EXERCISE: Count every line in the entries that contains "Interest". Report that count alone.

RECORDS FOR THE TASK:
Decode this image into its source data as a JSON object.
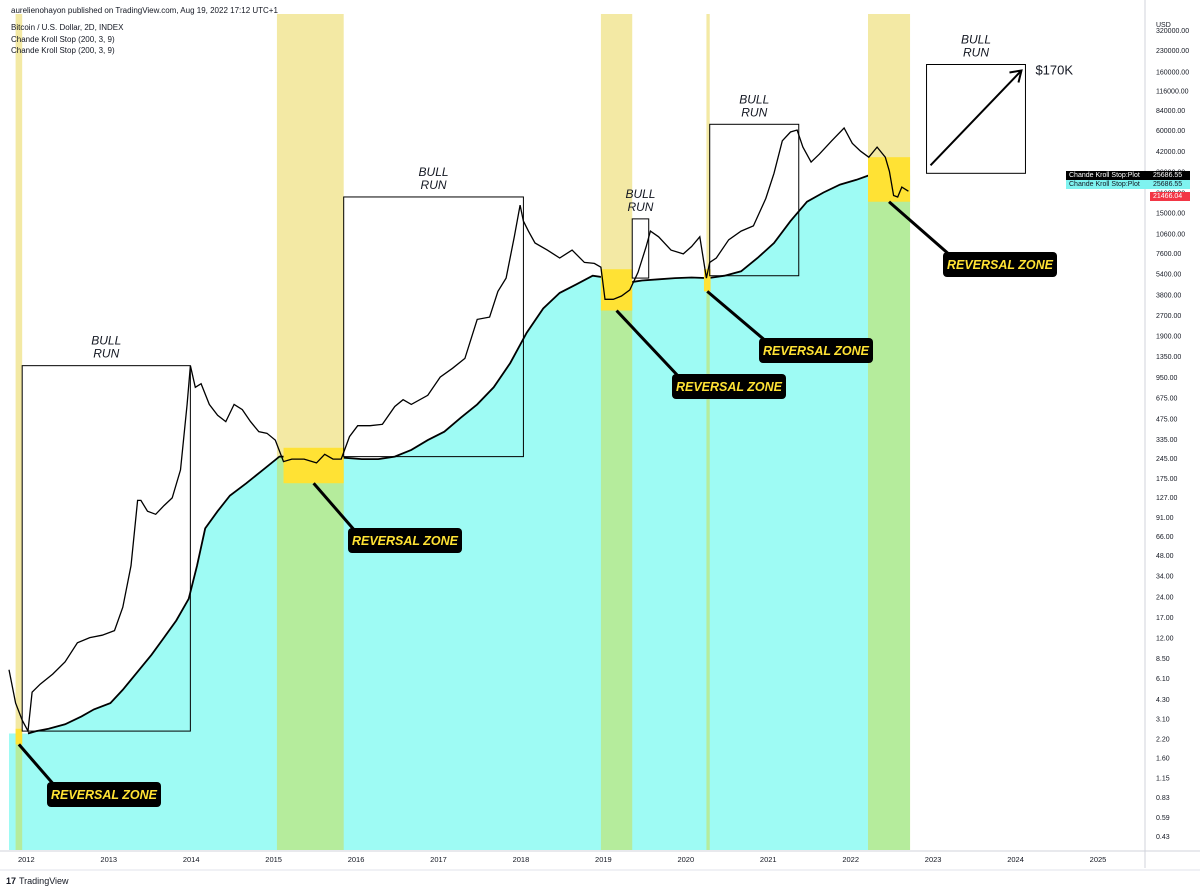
{
  "header": {
    "publisher": "aurelienohayon published on TradingView.com, Aug 19, 2022 17:12 UTC+1",
    "symbol": "Bitcoin / U.S. Dollar, 2D, INDEX",
    "indicator1": "Chande Kroll Stop (200, 3, 9)",
    "indicator2": "Chande Kroll Stop (200, 3, 9)"
  },
  "footer": {
    "logo_text": "TradingView"
  },
  "price_tags": [
    {
      "label": "Chande Kroll Stop:Plot",
      "value": "25686.55",
      "color": "#000000"
    },
    {
      "label": "Chande Kroll Stop:Plot",
      "value": "25686.55",
      "color": "#7ff3f0"
    },
    {
      "label": "",
      "value": "21466.04",
      "color": "#f23645"
    }
  ],
  "annotations": {
    "bull_run_label": [
      "BULL",
      "RUN"
    ],
    "reversal_label": "REVERSAL ZONE",
    "target_label": "$170K"
  },
  "colors": {
    "stop_fill": "#9efbf4",
    "stop_fill_green": "#b5ec9c",
    "bear_band": "#f3e9a4",
    "reversal_box": "#ffe234",
    "price_line": "#000000",
    "callout_bg": "#000000",
    "callout_text": "#ffe234"
  },
  "chart_data": {
    "type": "line",
    "title": "",
    "xlabel": "",
    "ylabel": "USD",
    "scale": "log",
    "ylim": [
      0.34,
      420000
    ],
    "xlim": [
      2011.72,
      2025.5
    ],
    "x_ticks": [
      "2012",
      "2013",
      "2014",
      "2015",
      "2016",
      "2017",
      "2018",
      "2019",
      "2020",
      "2021",
      "2022",
      "2023",
      "2024",
      "2025"
    ],
    "y_ticks": [
      "320000.00",
      "230000.00",
      "160000.00",
      "116000.00",
      "84000.00",
      "60000.00",
      "42000.00",
      "30000.00",
      "21000.00",
      "15000.00",
      "10600.00",
      "7600.00",
      "5400.00",
      "3800.00",
      "2700.00",
      "1900.00",
      "1350.00",
      "950.00",
      "675.00",
      "475.00",
      "335.00",
      "245.00",
      "175.00",
      "127.00",
      "91.00",
      "66.00",
      "48.00",
      "34.00",
      "24.00",
      "17.00",
      "12.00",
      "8.50",
      "6.10",
      "4.30",
      "3.10",
      "2.20",
      "1.60",
      "1.15",
      "0.83",
      "0.59",
      "0.43"
    ],
    "series": [
      {
        "name": "Bitcoin / U.S. Dollar",
        "x": [
          2011.72,
          2011.8,
          2011.88,
          2011.95,
          2012.0,
          2012.1,
          2012.25,
          2012.4,
          2012.55,
          2012.7,
          2012.85,
          2013.0,
          2013.1,
          2013.2,
          2013.28,
          2013.32,
          2013.4,
          2013.5,
          2013.6,
          2013.7,
          2013.8,
          2013.88,
          2013.92,
          2013.98,
          2014.05,
          2014.15,
          2014.25,
          2014.35,
          2014.45,
          2014.55,
          2014.65,
          2014.75,
          2014.85,
          2014.95,
          2015.05,
          2015.15,
          2015.3,
          2015.45,
          2015.55,
          2015.65,
          2015.75,
          2015.85,
          2015.95,
          2016.1,
          2016.25,
          2016.4,
          2016.5,
          2016.6,
          2016.8,
          2016.95,
          2017.1,
          2017.25,
          2017.4,
          2017.55,
          2017.65,
          2017.75,
          2017.85,
          2017.92,
          2017.96,
          2018.02,
          2018.1,
          2018.25,
          2018.4,
          2018.55,
          2018.7,
          2018.82,
          2018.9,
          2018.95,
          2019.05,
          2019.15,
          2019.25,
          2019.35,
          2019.45,
          2019.5,
          2019.6,
          2019.75,
          2019.9,
          2020.0,
          2020.1,
          2020.18,
          2020.22,
          2020.3,
          2020.45,
          2020.6,
          2020.75,
          2020.9,
          2021.0,
          2021.1,
          2021.2,
          2021.28,
          2021.35,
          2021.45,
          2021.55,
          2021.7,
          2021.85,
          2021.95,
          2022.05,
          2022.15,
          2022.25,
          2022.35,
          2022.4,
          2022.45,
          2022.5,
          2022.55,
          2022.63
        ],
        "y": [
          7,
          4,
          3,
          2.5,
          4.8,
          5.5,
          6.5,
          8,
          11,
          12,
          12.5,
          13.5,
          20,
          40,
          120,
          120,
          100,
          95,
          110,
          125,
          200,
          600,
          1150,
          800,
          850,
          600,
          500,
          450,
          600,
          550,
          450,
          380,
          370,
          330,
          230,
          240,
          240,
          225,
          260,
          240,
          240,
          350,
          420,
          420,
          430,
          580,
          650,
          600,
          700,
          950,
          1100,
          1300,
          2500,
          2600,
          4000,
          5000,
          10000,
          17000,
          13000,
          11000,
          9000,
          8000,
          7000,
          8000,
          6500,
          6400,
          6000,
          3500,
          3500,
          3700,
          4100,
          5500,
          8500,
          11000,
          10000,
          8000,
          7500,
          8500,
          10000,
          5000,
          6500,
          7000,
          9500,
          11000,
          12000,
          19000,
          29000,
          50000,
          58000,
          60000,
          45000,
          35000,
          40000,
          50000,
          62000,
          48000,
          42000,
          38000,
          45000,
          38000,
          30000,
          20000,
          19500,
          23000,
          21466
        ]
      },
      {
        "name": "Chande Kroll Stop:Plot",
        "x": [
          2011.95,
          2012.05,
          2012.2,
          2012.4,
          2012.6,
          2012.75,
          2012.95,
          2013.1,
          2013.3,
          2013.45,
          2013.6,
          2013.75,
          2013.9,
          2014.0,
          2014.1,
          2014.25,
          2014.4,
          2014.6,
          2014.8,
          2015.0,
          2015.2,
          2015.4,
          2015.6,
          2015.8,
          2016.0,
          2016.2,
          2016.4,
          2016.6,
          2016.8,
          2017.0,
          2017.2,
          2017.4,
          2017.6,
          2017.8,
          2018.0,
          2018.2,
          2018.4,
          2018.6,
          2018.8,
          2019.0,
          2019.2,
          2019.4,
          2019.6,
          2019.8,
          2020.0,
          2020.2,
          2020.4,
          2020.6,
          2020.8,
          2021.0,
          2021.2,
          2021.4,
          2021.6,
          2021.8,
          2022.0,
          2022.15,
          2022.25,
          2022.3
        ],
        "y": [
          2.4,
          2.5,
          2.6,
          2.8,
          3.2,
          3.6,
          4,
          5,
          7,
          9,
          12,
          16,
          23,
          40,
          75,
          100,
          130,
          160,
          200,
          250,
          250,
          250,
          250,
          245,
          240,
          240,
          250,
          280,
          330,
          380,
          480,
          600,
          800,
          1200,
          2000,
          3000,
          3900,
          4500,
          5200,
          5000,
          4600,
          4800,
          4900,
          5000,
          5050,
          5000,
          5200,
          5600,
          7000,
          9000,
          13000,
          18000,
          21000,
          24000,
          26000,
          28000,
          29000,
          25686
        ]
      }
    ],
    "bear_bands": [
      [
        2011.8,
        2011.88
      ],
      [
        2014.97,
        2015.78
      ],
      [
        2018.9,
        2019.28
      ],
      [
        2020.18,
        2020.22
      ],
      [
        2022.14,
        2022.65
      ]
    ],
    "reversal_zones": [
      {
        "x": [
          2011.8,
          2011.88
        ],
        "y": [
          2.0,
          2.6
        ]
      },
      {
        "x": [
          2015.05,
          2015.78
        ],
        "y": [
          160,
          290
        ]
      },
      {
        "x": [
          2018.9,
          2019.28
        ],
        "y": [
          2900,
          5800
        ]
      },
      {
        "x": [
          2020.15,
          2020.23
        ],
        "y": [
          4000,
          5800
        ]
      },
      {
        "x": [
          2022.14,
          2022.65
        ],
        "y": [
          18000,
          38000
        ]
      }
    ],
    "bull_run_boxes": [
      {
        "x": [
          2011.88,
          2013.92
        ],
        "y": [
          2.5,
          1150
        ]
      },
      {
        "x": [
          2015.78,
          2017.96
        ],
        "y": [
          250,
          19500
        ]
      },
      {
        "x": [
          2019.28,
          2019.48
        ],
        "y": [
          5000,
          13500
        ]
      },
      {
        "x": [
          2020.22,
          2021.3
        ],
        "y": [
          5200,
          66000
        ]
      },
      {
        "x": [
          2022.85,
          2024.05
        ],
        "y": [
          29000,
          180000
        ]
      }
    ]
  }
}
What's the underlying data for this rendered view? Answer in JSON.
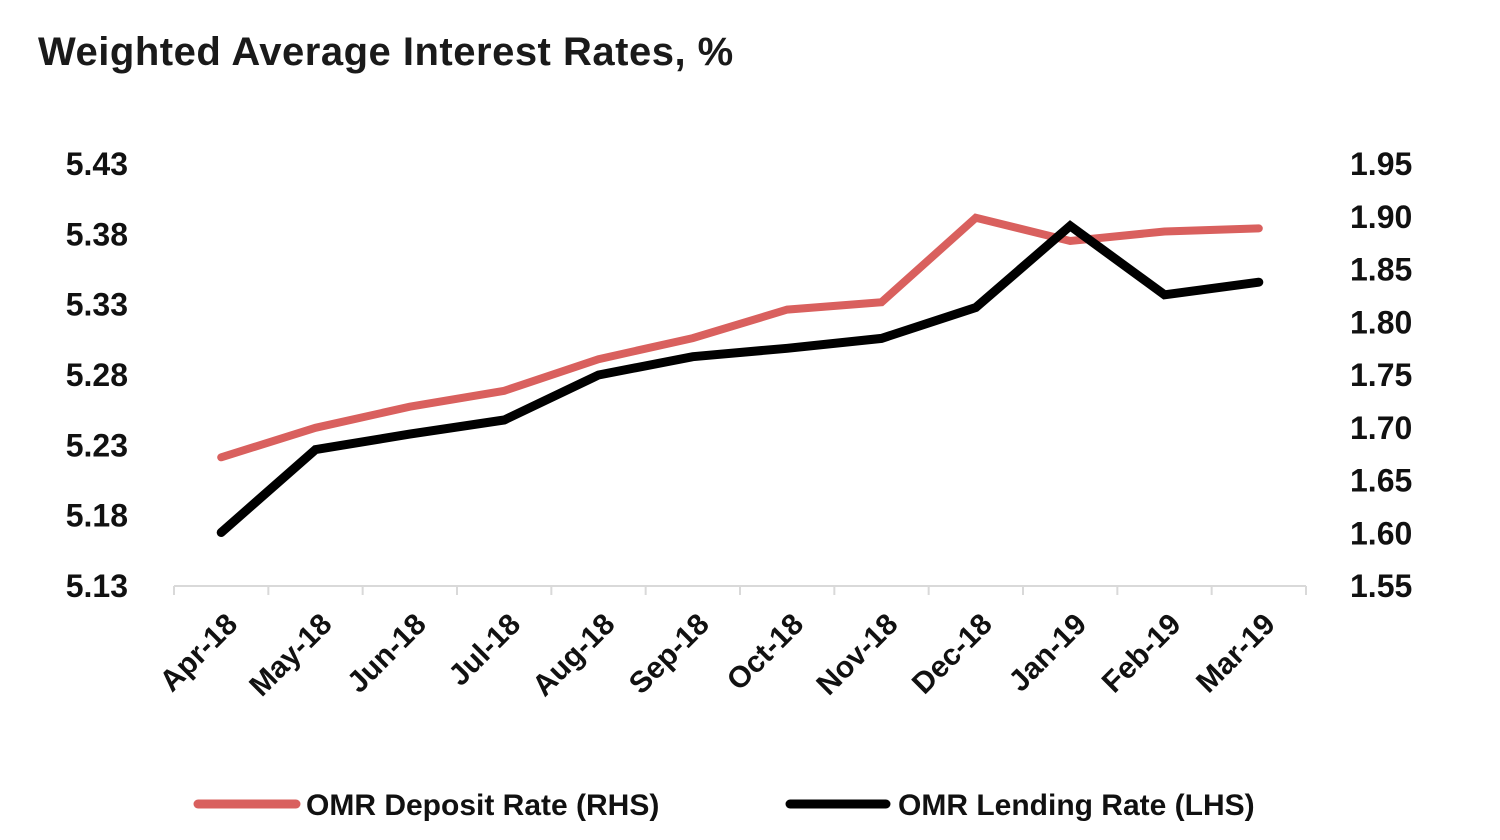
{
  "title": "Weighted Average Interest Rates, %",
  "chart_data": {
    "type": "line",
    "title": "Weighted Average Interest Rates, %",
    "categories": [
      "Apr-18",
      "May-18",
      "Jun-18",
      "Jul-18",
      "Aug-18",
      "Sep-18",
      "Oct-18",
      "Nov-18",
      "Dec-18",
      "Jan-19",
      "Feb-19",
      "Mar-19"
    ],
    "y_left": {
      "ticks": [
        "5.43",
        "5.38",
        "5.33",
        "5.28",
        "5.23",
        "5.18",
        "5.13"
      ],
      "range": [
        5.13,
        5.43
      ]
    },
    "y_right": {
      "ticks": [
        "1.95",
        "1.90",
        "1.85",
        "1.80",
        "1.75",
        "1.70",
        "1.65",
        "1.60",
        "1.55"
      ],
      "range": [
        1.55,
        1.95
      ]
    },
    "series": [
      {
        "name": "OMR Deposit Rate (RHS)",
        "axis": "right",
        "color": "#d9605e",
        "values": [
          1.672,
          1.7,
          1.72,
          1.735,
          1.765,
          1.785,
          1.812,
          1.819,
          1.899,
          1.877,
          1.886,
          1.889
        ]
      },
      {
        "name": "OMR Lending Rate (LHS)",
        "axis": "left",
        "color": "#000000",
        "values": [
          5.168,
          5.227,
          5.238,
          5.248,
          5.28,
          5.293,
          5.299,
          5.306,
          5.328,
          5.386,
          5.337,
          5.346
        ]
      }
    ],
    "grid": false,
    "legend_position": "bottom"
  }
}
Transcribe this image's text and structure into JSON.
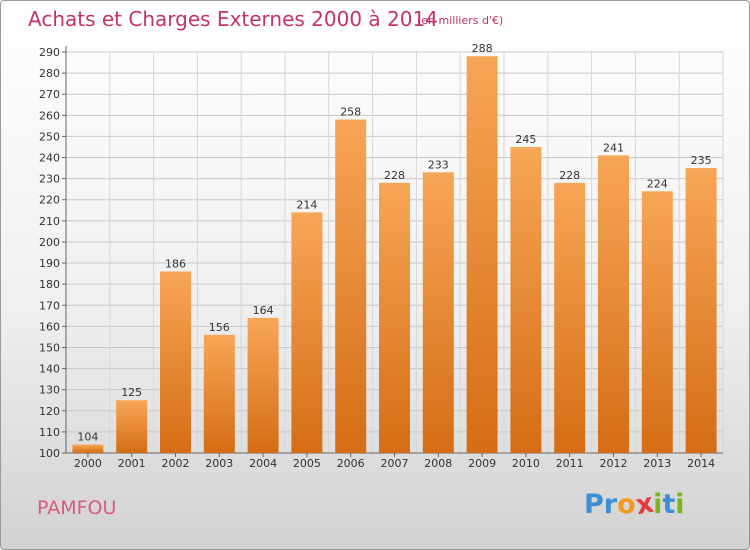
{
  "title": "Achats et Charges Externes 2000 à 2014",
  "subtitle": "(en milliers d'€)",
  "place": "PAMFOU",
  "logo": {
    "letters": [
      "P",
      "r",
      "o",
      "x",
      "i",
      "t",
      "i"
    ],
    "colors": [
      "#3a8fd6",
      "#3a8fd6",
      "#f39a1e",
      "#e23c3c",
      "#7ab51d",
      "#3a8fd6",
      "#7ab51d"
    ]
  },
  "colors": {
    "bar_light": "#f7a657",
    "bar_dark": "#d56d15",
    "title": "#c2346a"
  },
  "chart_data": {
    "type": "bar",
    "categories": [
      "2000",
      "2001",
      "2002",
      "2003",
      "2004",
      "2005",
      "2006",
      "2007",
      "2008",
      "2009",
      "2010",
      "2011",
      "2012",
      "2013",
      "2014"
    ],
    "values": [
      104,
      125,
      186,
      156,
      164,
      214,
      258,
      228,
      233,
      288,
      245,
      228,
      241,
      224,
      235
    ],
    "ylim": [
      100,
      290
    ],
    "yticks": [
      100,
      110,
      120,
      130,
      140,
      150,
      160,
      170,
      180,
      190,
      200,
      210,
      220,
      230,
      240,
      250,
      260,
      270,
      280,
      290
    ],
    "grid": true
  }
}
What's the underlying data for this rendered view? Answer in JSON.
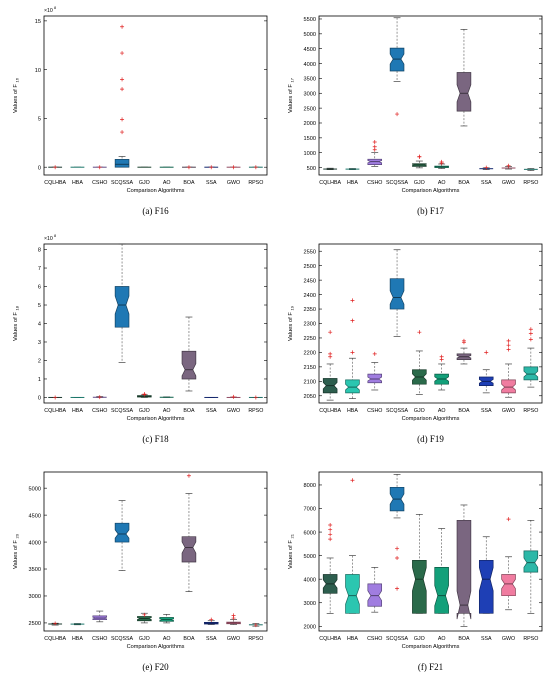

FINISHED TASK: 2